Request> What follows is a set of entries. Repeat them exactly, but not their pictures.

+++ Data listing +++

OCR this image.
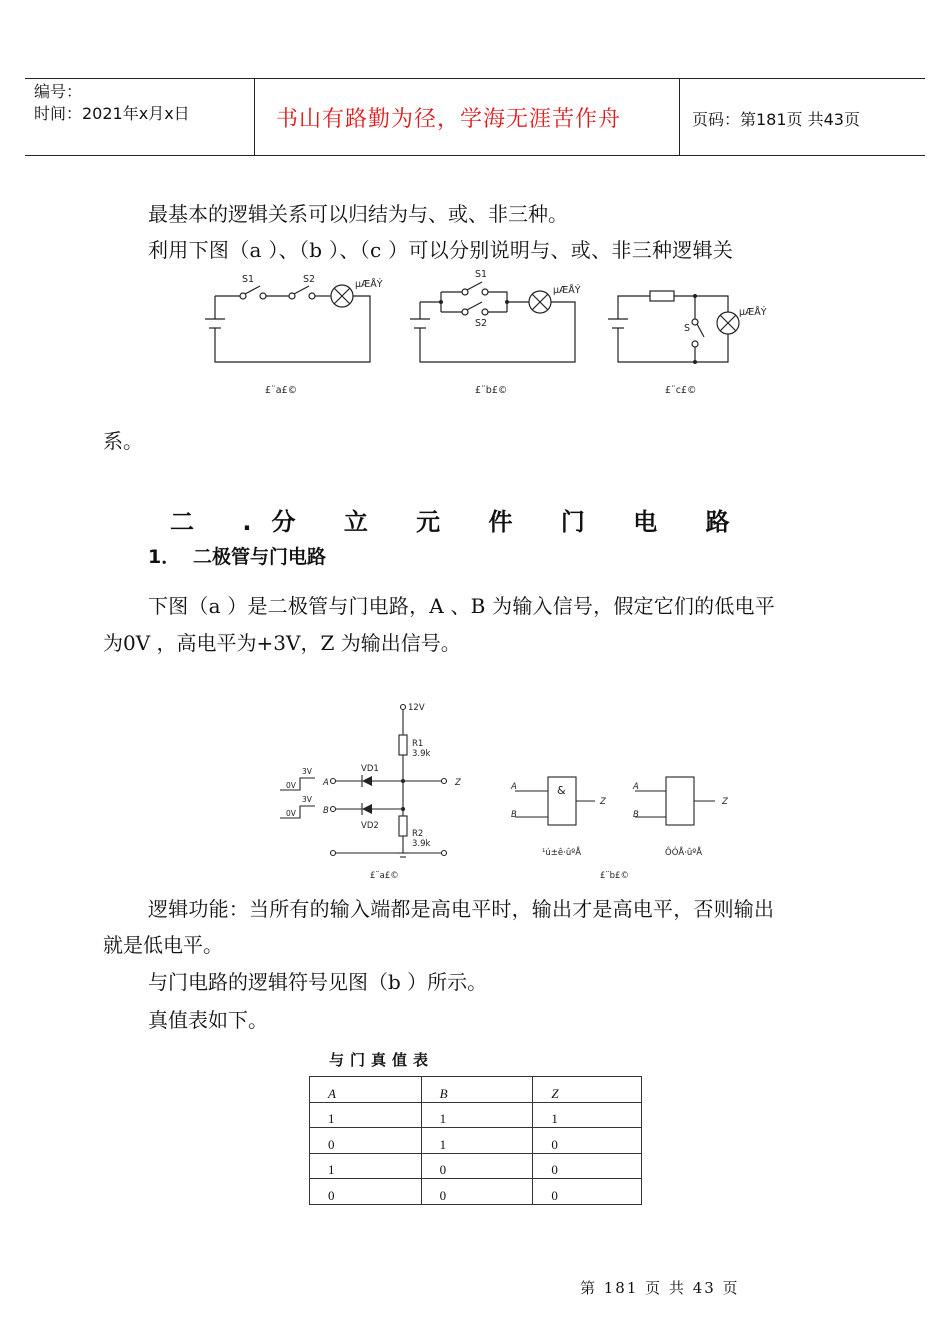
编号：
时间：2021年x月x日	书山有路勤为径，学海无涯苦作舟	页码：第181页 共43页
最基本的逻辑关系可以归结为与、或、非三种。
利用下图（a ）、（b ）、（c ）可以分别说明与、或、非三种逻辑关
S1	S2	µÆÅÝ
£¨a£©
S1
S2
µÆÅÝ
£¨b£©
S
µÆÅÝ
£¨c£©
系。
二 .分 立 元 件 门 电 路
1． 二极管与门电路
下图（a ）是二极管与门电路，A 、B 为输入信号，假定它们的低电平
为0V ，高电平为+3V，Z 为输出信号。
12V
R1
3.9k
R2
3.9k
VD1
VD2
A
B
Z
3V
0V
3V
0V
£¨a£©
A
B
Z
&
¹ú±ê·ûºÅ
A
B
Z
ÔÓÅ·ûºÅ
£¨b£©
逻辑功能：当所有的输入端都是高电平时，输出才是高电平，否则输出
就是低电平。
与门电路的逻辑符号见图（b ）所示。
真值表如下。
与门真值表
A	B	Z
1	1	1
0	1	0
1	0	0
0	0	0
第 181 页 共 43 页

+++

Result for this task>
OCR this image.
编号：
时间：2021年x月x日	书山有路勤为径，学海无涯苦作舟	页码：第181页 共43页
最基本的逻辑关系可以归结为与、或、非三种。
利用下图（a ）、（b ）、（c ）可以分别说明与、或、非三种逻辑关
S1	S2	µÆÅÝ
£¨a£©
S1
S2
µÆÅÝ
£¨b£©
S
µÆÅÝ
£¨c£©
系。
二 .分 立 元 件 门 电 路
1． 二极管与门电路
下图（a ）是二极管与门电路，A 、B 为输入信号，假定它们的低电平
为0V ，高电平为+3V，Z 为输出信号。
12V
R1
3.9k
R2
3.9k
VD1
VD2
A
B
Z
3V
0V
3V
0V
£¨a£©
A
B
Z
&
¹ú±ê·ûºÅ
A
B
Z
ÔÓÅ·ûºÅ
£¨b£©
逻辑功能：当所有的输入端都是高电平时，输出才是高电平，否则输出
就是低电平。
与门电路的逻辑符号见图（b ）所示。
真值表如下。
与门真值表
A	B	Z
1	1	1
0	1	0
1	0	0
0	0	0
第 181 页 共 43 页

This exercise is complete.